# EXERCISE REQUIREMENTS:
Reproduce every line of the data below character for character, omitting the pictures.

Data listing

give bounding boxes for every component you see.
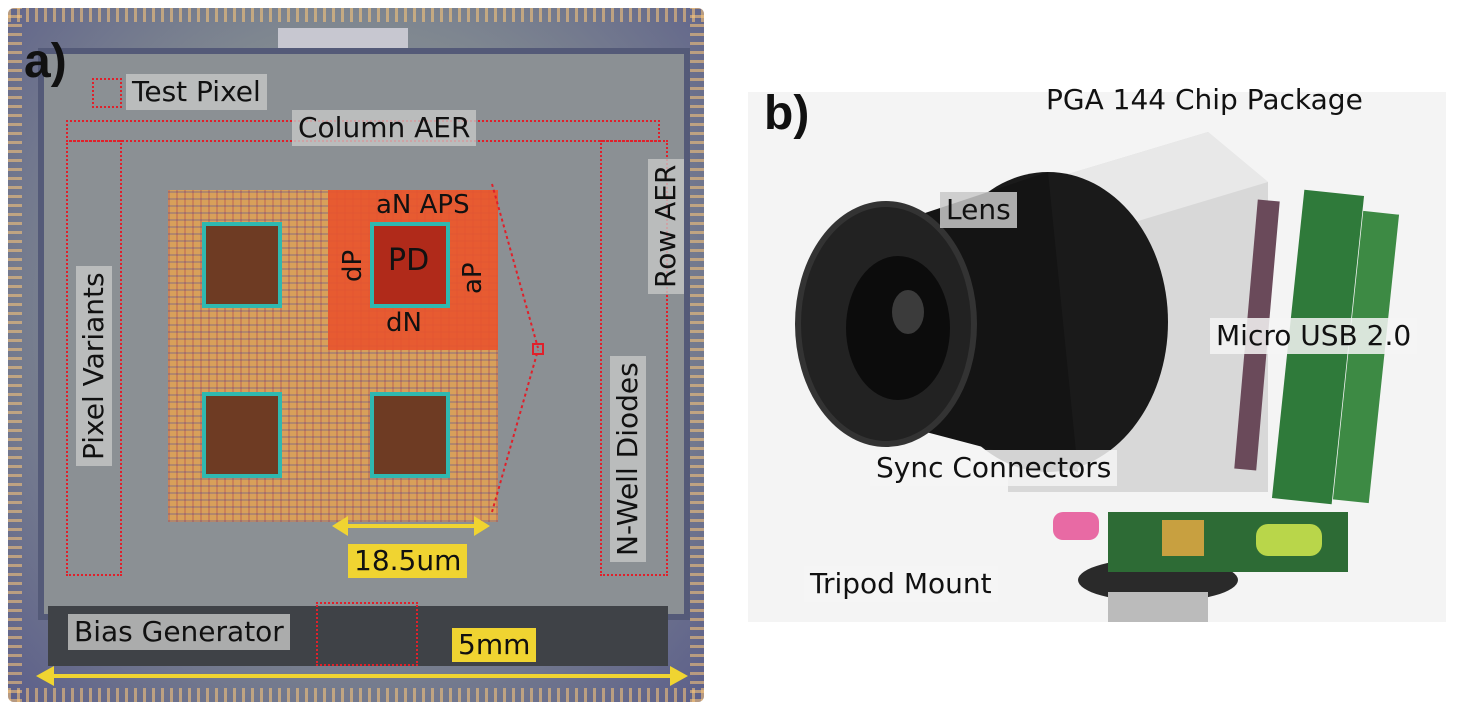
bias-generator-box: [316, 602, 418, 666]
tripod-thread-block: [1162, 520, 1204, 556]
photodiode-square: [370, 222, 450, 308]
photodiode-square: [370, 392, 450, 478]
sync-connector-pink: [1053, 512, 1099, 540]
row-aer-label: Row AER: [648, 158, 684, 294]
camera-illustration: [795, 132, 1400, 622]
n-well-diodes-box: [600, 140, 668, 576]
dp-label: dP: [338, 249, 368, 282]
pd-label: PD: [388, 243, 430, 278]
camera-photo: [748, 92, 1446, 622]
sync-connector-green: [1256, 524, 1322, 556]
sync-connectors-label: Sync Connectors: [870, 450, 1118, 486]
lens-label: Lens: [940, 192, 1017, 228]
pixel-variants-box: [66, 140, 122, 576]
tripod-mount-label: Tripod Mount: [804, 566, 998, 602]
micro-usb-label: Micro USB 2.0: [1210, 318, 1418, 354]
photodiode-square: [202, 222, 282, 308]
pixel-variants-label: Pixel Variants: [76, 266, 112, 466]
test-pixel-box: [92, 78, 122, 108]
n-well-diodes-label: N-Well Diodes: [610, 356, 646, 562]
pixel-scale-label: 18.5um: [348, 544, 468, 578]
pga-package-label: PGA 144 Chip Package: [1046, 83, 1363, 116]
tripod-post: [1108, 592, 1208, 622]
pcb-board: [1332, 210, 1400, 504]
die-scale-label: 5mm: [452, 628, 537, 662]
ap-label: aP: [458, 262, 488, 294]
panel-a-label: a): [24, 35, 67, 88]
photodiode-square: [202, 392, 282, 478]
column-aer-label: Column AER: [292, 110, 477, 146]
lens-reflection: [892, 290, 924, 334]
dn-label: dN: [386, 308, 422, 338]
an-aps-label: aN APS: [376, 190, 470, 220]
bias-generator-label: Bias Generator: [68, 614, 290, 650]
panel-b-label: b): [764, 87, 810, 140]
test-pixel-label: Test Pixel: [126, 74, 267, 110]
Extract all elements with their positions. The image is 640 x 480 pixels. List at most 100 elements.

# RESULT OF THIS TASK:
give bounding boxes for every component you see.
bias-generator-box: [316, 602, 418, 666]
tripod-thread-block: [1162, 520, 1204, 556]
photodiode-square: [370, 222, 450, 308]
photodiode-square: [370, 392, 450, 478]
sync-connector-pink: [1053, 512, 1099, 540]
row-aer-label: Row AER: [648, 158, 684, 294]
camera-illustration: [795, 132, 1400, 622]
n-well-diodes-box: [600, 140, 668, 576]
dp-label: dP: [338, 249, 368, 282]
pd-label: PD: [388, 243, 430, 278]
camera-photo: [748, 92, 1446, 622]
sync-connector-green: [1256, 524, 1322, 556]
sync-connectors-label: Sync Connectors: [870, 450, 1118, 486]
lens-label: Lens: [940, 192, 1017, 228]
pixel-variants-box: [66, 140, 122, 576]
tripod-mount-label: Tripod Mount: [804, 566, 998, 602]
micro-usb-label: Micro USB 2.0: [1210, 318, 1418, 354]
photodiode-square: [202, 222, 282, 308]
pixel-variants-label: Pixel Variants: [76, 266, 112, 466]
test-pixel-box: [92, 78, 122, 108]
n-well-diodes-label: N-Well Diodes: [610, 356, 646, 562]
pixel-scale-label: 18.5um: [348, 544, 468, 578]
pga-package-label: PGA 144 Chip Package: [1046, 83, 1363, 116]
tripod-post: [1108, 592, 1208, 622]
pcb-board: [1332, 210, 1400, 504]
die-scale-label: 5mm: [452, 628, 537, 662]
ap-label: aP: [458, 262, 488, 294]
panel-a-label: a): [24, 35, 67, 88]
photodiode-square: [202, 392, 282, 478]
column-aer-label: Column AER: [292, 110, 477, 146]
lens-reflection: [892, 290, 924, 334]
dn-label: dN: [386, 308, 422, 338]
an-aps-label: aN APS: [376, 190, 470, 220]
bias-generator-label: Bias Generator: [68, 614, 290, 650]
panel-b-label: b): [764, 87, 810, 140]
test-pixel-label: Test Pixel: [126, 74, 267, 110]
Extract all elements with their positions. The image is 640 x 480 pixels. List at most 100 elements.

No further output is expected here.